* What is asked:
Count the lines below that contain the string "intro", with uppercase and lowercase treated as different, and reply with only the number.

* Records for the exercise:
- - -

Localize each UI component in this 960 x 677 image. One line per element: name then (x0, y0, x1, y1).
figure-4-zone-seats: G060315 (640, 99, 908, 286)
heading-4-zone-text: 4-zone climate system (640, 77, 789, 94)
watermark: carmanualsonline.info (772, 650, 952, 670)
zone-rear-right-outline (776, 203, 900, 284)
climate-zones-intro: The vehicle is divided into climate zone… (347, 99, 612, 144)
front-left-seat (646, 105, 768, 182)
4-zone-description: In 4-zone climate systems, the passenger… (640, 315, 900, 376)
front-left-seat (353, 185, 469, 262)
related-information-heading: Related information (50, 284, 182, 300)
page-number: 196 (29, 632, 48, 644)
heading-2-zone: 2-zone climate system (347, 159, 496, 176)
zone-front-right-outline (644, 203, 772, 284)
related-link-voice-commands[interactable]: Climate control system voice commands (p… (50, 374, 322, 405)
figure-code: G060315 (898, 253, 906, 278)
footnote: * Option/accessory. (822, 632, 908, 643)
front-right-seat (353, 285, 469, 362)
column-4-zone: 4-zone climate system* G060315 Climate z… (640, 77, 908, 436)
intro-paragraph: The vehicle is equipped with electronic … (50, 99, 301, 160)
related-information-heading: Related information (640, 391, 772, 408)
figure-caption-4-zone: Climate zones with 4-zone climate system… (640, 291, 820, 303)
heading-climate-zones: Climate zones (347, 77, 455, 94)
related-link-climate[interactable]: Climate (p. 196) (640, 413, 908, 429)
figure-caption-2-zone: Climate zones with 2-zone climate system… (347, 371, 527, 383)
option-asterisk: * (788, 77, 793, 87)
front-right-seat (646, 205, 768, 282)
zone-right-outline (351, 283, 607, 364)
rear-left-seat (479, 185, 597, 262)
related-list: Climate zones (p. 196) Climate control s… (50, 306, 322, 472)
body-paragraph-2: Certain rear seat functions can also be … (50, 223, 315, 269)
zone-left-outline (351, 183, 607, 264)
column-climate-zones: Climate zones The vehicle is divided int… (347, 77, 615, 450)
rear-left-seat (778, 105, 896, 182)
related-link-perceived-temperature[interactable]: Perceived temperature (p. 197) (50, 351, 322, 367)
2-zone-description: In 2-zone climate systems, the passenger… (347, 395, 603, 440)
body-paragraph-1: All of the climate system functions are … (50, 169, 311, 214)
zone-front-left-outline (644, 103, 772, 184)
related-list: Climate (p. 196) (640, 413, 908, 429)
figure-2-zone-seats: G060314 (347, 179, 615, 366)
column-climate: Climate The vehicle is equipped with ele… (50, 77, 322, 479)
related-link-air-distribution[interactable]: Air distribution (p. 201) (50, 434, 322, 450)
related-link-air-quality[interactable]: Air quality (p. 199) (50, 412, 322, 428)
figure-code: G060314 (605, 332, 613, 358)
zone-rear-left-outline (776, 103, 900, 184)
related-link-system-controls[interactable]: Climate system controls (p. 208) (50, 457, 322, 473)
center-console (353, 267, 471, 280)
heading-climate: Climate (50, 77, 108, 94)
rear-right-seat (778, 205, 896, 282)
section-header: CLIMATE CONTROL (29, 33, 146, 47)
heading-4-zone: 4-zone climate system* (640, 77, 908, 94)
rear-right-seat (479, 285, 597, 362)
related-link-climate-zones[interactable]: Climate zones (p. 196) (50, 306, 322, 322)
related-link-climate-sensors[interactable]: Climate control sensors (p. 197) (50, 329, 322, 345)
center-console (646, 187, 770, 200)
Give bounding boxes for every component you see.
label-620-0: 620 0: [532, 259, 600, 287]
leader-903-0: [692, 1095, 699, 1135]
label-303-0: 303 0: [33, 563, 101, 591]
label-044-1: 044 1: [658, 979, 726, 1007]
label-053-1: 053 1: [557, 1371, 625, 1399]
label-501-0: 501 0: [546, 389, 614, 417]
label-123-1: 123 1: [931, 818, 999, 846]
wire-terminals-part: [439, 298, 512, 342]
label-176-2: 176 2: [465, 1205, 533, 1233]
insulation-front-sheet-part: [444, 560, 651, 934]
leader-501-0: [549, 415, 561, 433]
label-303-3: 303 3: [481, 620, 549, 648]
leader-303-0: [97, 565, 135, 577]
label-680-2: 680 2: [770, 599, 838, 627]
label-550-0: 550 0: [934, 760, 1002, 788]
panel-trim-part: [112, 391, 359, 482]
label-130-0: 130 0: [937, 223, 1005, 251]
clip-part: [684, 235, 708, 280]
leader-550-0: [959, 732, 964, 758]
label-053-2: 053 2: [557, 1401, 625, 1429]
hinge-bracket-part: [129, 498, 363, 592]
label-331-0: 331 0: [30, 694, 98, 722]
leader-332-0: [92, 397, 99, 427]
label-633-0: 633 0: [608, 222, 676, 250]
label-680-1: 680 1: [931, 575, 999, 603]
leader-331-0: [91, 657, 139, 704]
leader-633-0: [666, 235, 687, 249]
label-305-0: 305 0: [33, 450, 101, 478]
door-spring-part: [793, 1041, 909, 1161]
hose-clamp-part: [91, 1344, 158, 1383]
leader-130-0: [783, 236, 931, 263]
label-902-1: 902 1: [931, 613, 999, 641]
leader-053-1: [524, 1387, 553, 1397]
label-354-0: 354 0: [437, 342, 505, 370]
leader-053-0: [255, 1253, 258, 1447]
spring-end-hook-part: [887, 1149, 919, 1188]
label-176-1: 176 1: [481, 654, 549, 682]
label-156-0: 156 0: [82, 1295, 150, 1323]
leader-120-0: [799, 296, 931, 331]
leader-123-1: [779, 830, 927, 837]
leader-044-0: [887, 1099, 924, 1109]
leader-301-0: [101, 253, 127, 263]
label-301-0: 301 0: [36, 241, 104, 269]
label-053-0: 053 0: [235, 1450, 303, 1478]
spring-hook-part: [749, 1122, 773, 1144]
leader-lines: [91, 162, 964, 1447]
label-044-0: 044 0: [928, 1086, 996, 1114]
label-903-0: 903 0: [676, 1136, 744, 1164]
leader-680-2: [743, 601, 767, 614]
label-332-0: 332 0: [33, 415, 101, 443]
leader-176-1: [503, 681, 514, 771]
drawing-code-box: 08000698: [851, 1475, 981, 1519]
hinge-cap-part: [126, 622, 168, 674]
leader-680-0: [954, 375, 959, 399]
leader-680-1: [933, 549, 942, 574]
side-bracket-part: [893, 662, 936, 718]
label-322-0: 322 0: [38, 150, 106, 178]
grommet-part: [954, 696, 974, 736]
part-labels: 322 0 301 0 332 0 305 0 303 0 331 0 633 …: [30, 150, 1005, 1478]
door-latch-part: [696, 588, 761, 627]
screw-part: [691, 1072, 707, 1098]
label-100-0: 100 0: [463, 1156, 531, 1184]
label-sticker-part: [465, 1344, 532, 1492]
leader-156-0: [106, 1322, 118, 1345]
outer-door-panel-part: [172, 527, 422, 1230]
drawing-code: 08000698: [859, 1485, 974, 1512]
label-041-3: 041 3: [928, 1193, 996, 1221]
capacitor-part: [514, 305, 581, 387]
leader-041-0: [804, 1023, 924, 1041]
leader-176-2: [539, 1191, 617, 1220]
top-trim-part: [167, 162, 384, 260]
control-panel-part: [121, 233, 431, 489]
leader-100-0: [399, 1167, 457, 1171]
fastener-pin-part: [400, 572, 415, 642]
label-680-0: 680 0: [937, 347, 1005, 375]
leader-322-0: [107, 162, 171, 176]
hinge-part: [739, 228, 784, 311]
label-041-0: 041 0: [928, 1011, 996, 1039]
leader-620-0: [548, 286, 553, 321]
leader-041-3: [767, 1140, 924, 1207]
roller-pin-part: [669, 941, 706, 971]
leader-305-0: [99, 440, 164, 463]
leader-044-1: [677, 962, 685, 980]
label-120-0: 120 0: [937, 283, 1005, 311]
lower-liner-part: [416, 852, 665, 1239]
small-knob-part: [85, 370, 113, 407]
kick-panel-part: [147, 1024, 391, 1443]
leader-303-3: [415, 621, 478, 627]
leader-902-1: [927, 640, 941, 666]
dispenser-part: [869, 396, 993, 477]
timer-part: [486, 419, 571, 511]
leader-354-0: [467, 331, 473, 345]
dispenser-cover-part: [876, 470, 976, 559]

- - -

* Complete response:
2